Records shown ::

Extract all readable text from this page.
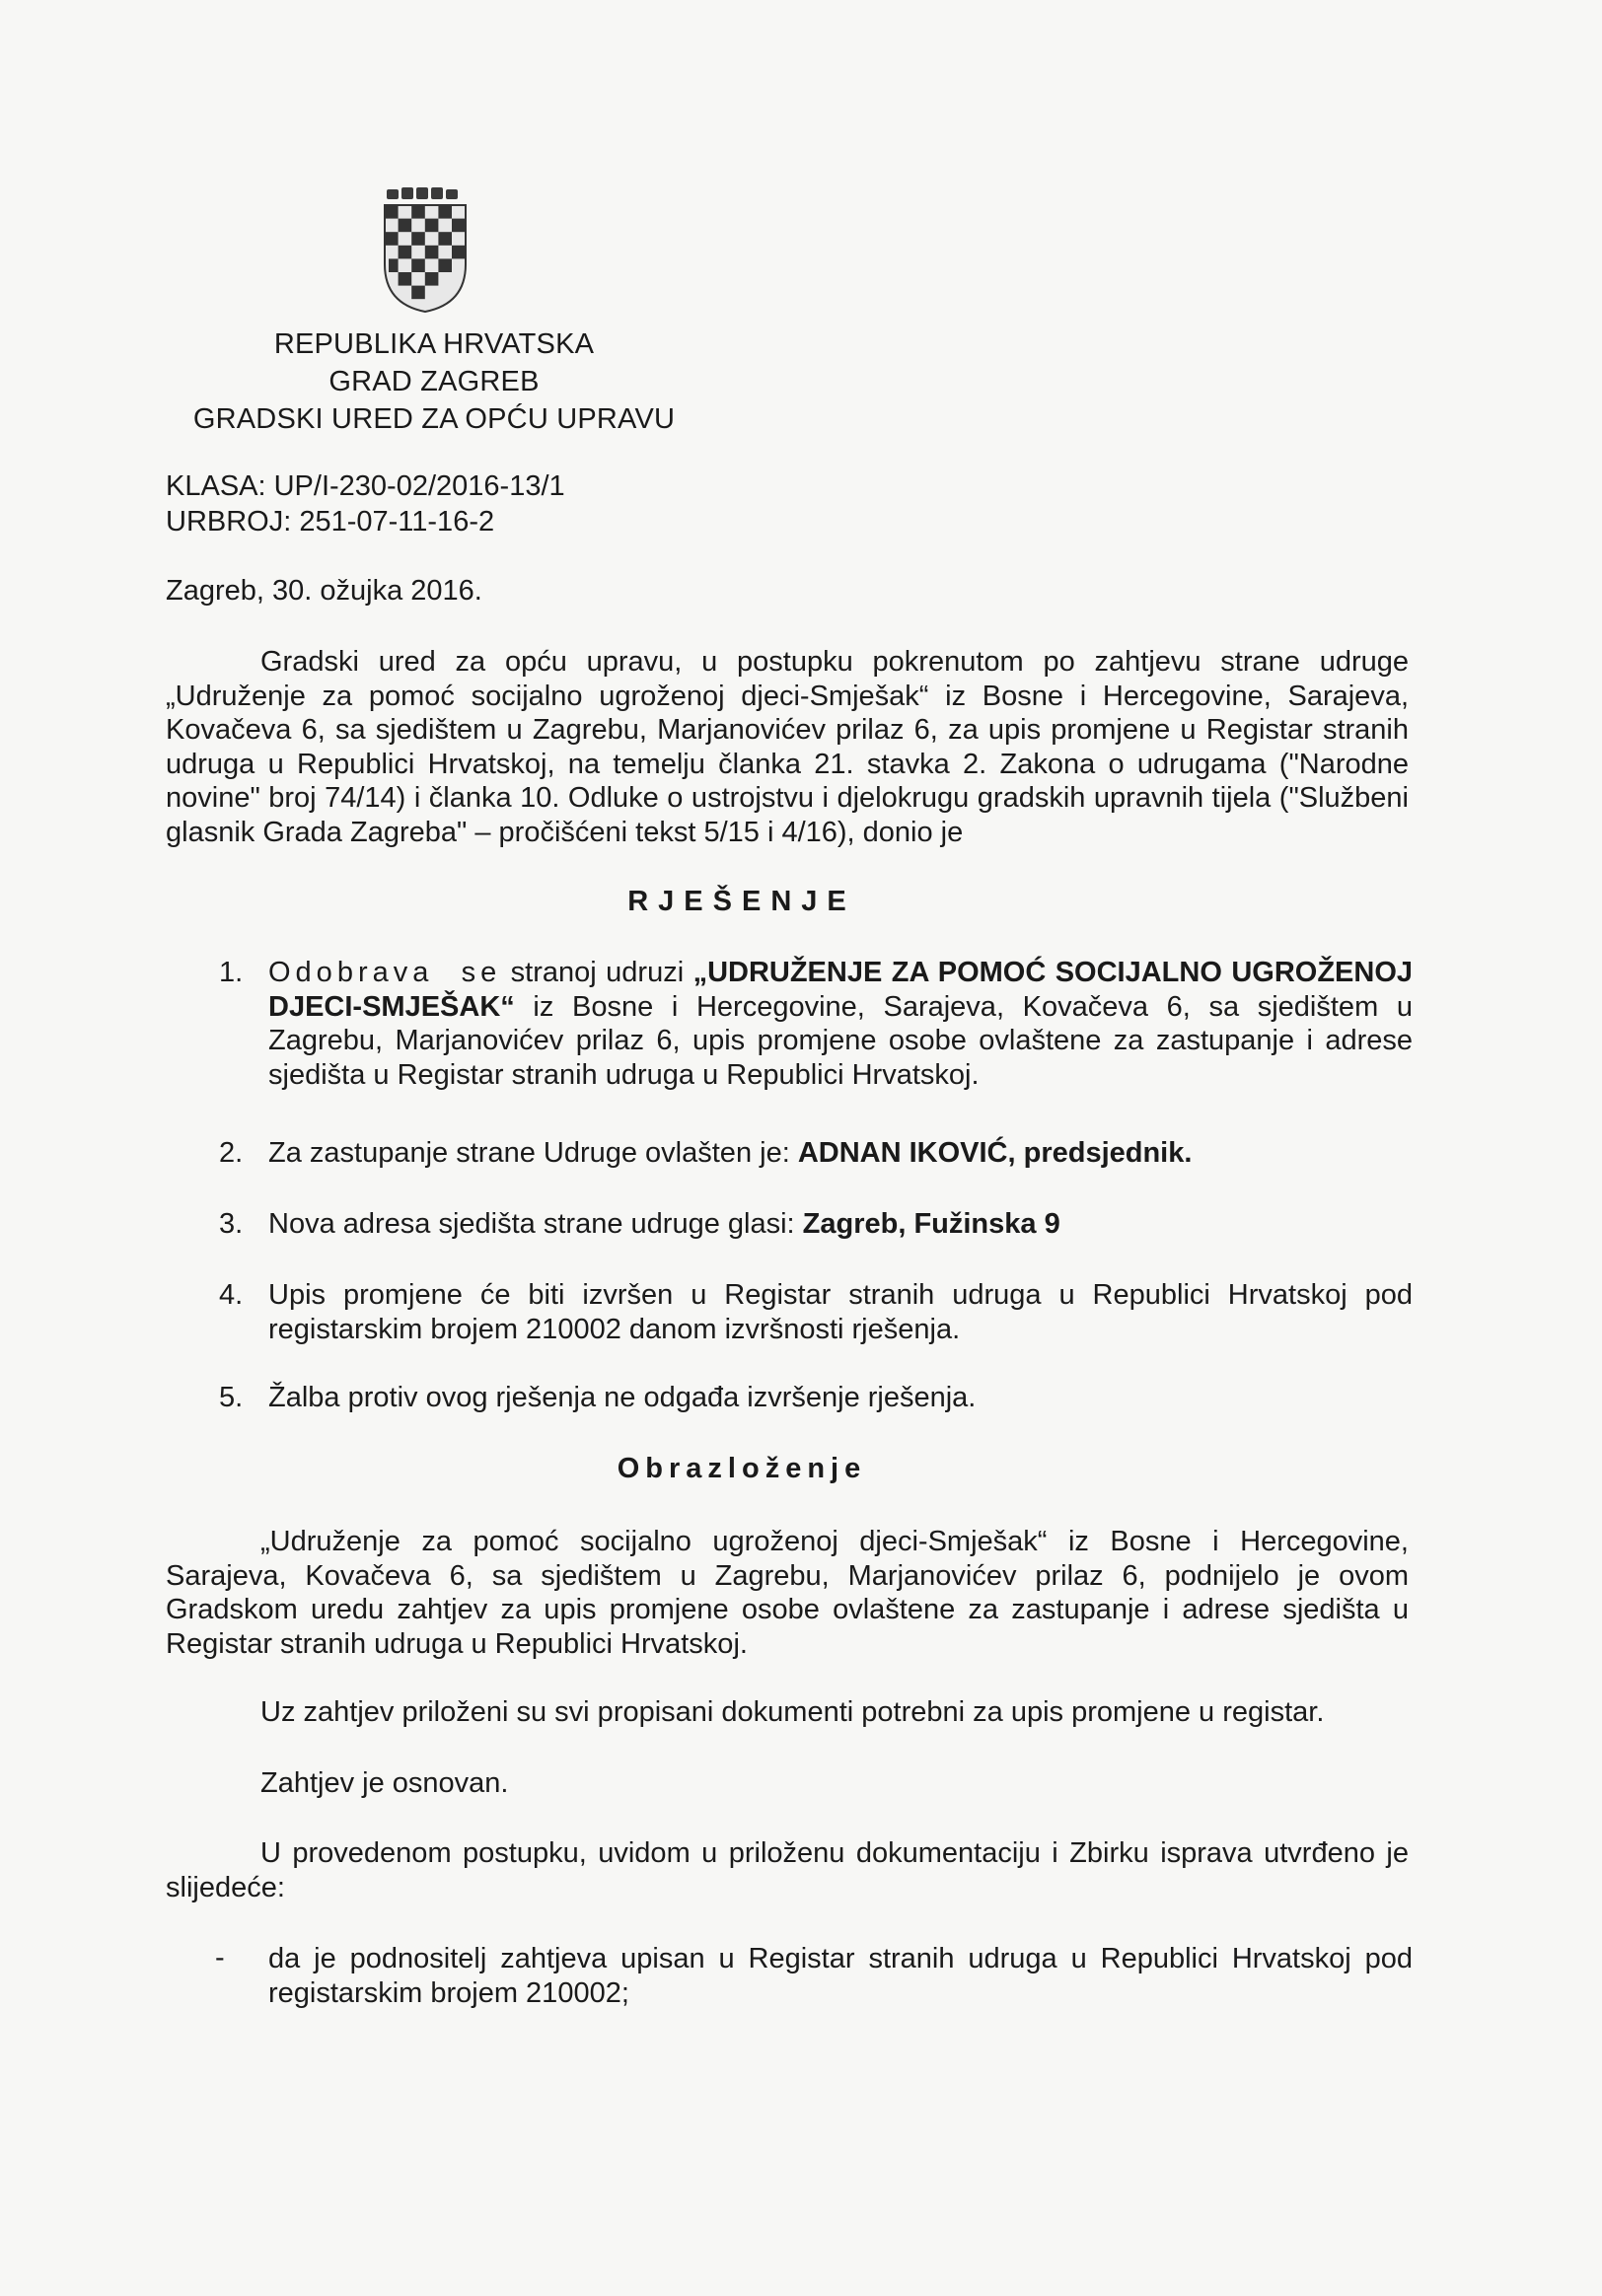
REPUBLIKA HRVATSKA
GRAD ZAGREB
GRADSKI URED ZA OPĆU UPRAVU
KLASA: UP/I-230-02/2016-13/1
URBROJ: 251-07-11-16-2
Zagreb, 30. ožujka 2016.
Gradski ured za opću upravu, u postupku pokrenutom po zahtjevu strane udruge „Udruženje za pomoć socijalno ugroženoj djeci-Smješak“ iz Bosne i Hercegovine, Sarajeva, Kovačeva 6, sa sjedištem u Zagrebu, Marjanovićev prilaz 6, za upis promjene u Registar stranih udruga u Republici Hrvatskoj, na temelju članka 21. stavka 2. Zakona o udrugama ("Narodne novine" broj 74/14) i članka 10. Odluke o ustrojstvu i djelokrugu gradskih upravnih tijela ("Službeni glasnik Grada Zagreba" – pročišćeni tekst 5/15 i 4/16), donio je
RJEŠENJE
1. Odobrava se stranoj udruzi „UDRUŽENJE ZA POMOĆ SOCIJALNO UGROŽENOJ DJECI-SMJEŠAK“ iz Bosne i Hercegovine, Sarajeva, Kovačeva 6, sa sjedištem u Zagrebu, Marjanovićev prilaz 6, upis promjene osobe ovlaštene za zastupanje i adrese sjedišta u Registar stranih udruga u Republici Hrvatskoj.
2. Za zastupanje strane Udruge ovlašten je: ADNAN IKOVIĆ, predsjednik.
3. Nova adresa sjedišta strane udruge glasi: Zagreb, Fužinska 9
4. Upis promjene će biti izvršen u Registar stranih udruga u Republici Hrvatskoj pod registarskim brojem 210002 danom izvršnosti rješenja.
5. Žalba protiv ovog rješenja ne odgađa izvršenje rješenja.
Obrazloženje
„Udruženje za pomoć socijalno ugroženoj djeci-Smješak“ iz Bosne i Hercegovine, Sarajeva, Kovačeva 6, sa sjedištem u Zagrebu, Marjanovićev prilaz 6, podnijelo je ovom Gradskom uredu zahtjev za upis promjene osobe ovlaštene za zastupanje i adrese sjedišta u Registar stranih udruga u Republici Hrvatskoj.
Uz zahtjev priloženi su svi propisani dokumenti potrebni za upis promjene u registar.
Zahtjev je osnovan.
U provedenom postupku, uvidom u priloženu dokumentaciju i Zbirku isprava utvrđeno je slijedeće:
- da je podnositelj zahtjeva upisan u Registar stranih udruga u Republici Hrvatskoj pod registarskim brojem 210002;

To be done ::
Reproduce every line of the listing above in which the string "ovlaštene" appears.

Expected answer ::
1. Odobrava se stranoj udruzi „UDRUŽENJE ZA POMOĆ SOCIJALNO UGROŽENOJ DJECI-SMJEŠAK“ iz Bosne i Hercegovine, Sarajeva, Kovačeva 6, sa sjedištem u Zagrebu, Marjanovićev prilaz 6, upis promjene osobe ovlaštene za zastupanje i adrese sjedišta u Registar stranih udruga u Republici Hrvatskoj.
„Udruženje za pomoć socijalno ugroženoj djeci-Smješak“ iz Bosne i Hercegovine, Sarajeva, Kovačeva 6, sa sjedištem u Zagrebu, Marjanovićev prilaz 6, podnijelo je ovom Gradskom uredu zahtjev za upis promjene osobe ovlaštene za zastupanje i adrese sjedišta u Registar stranih udruga u Republici Hrvatskoj.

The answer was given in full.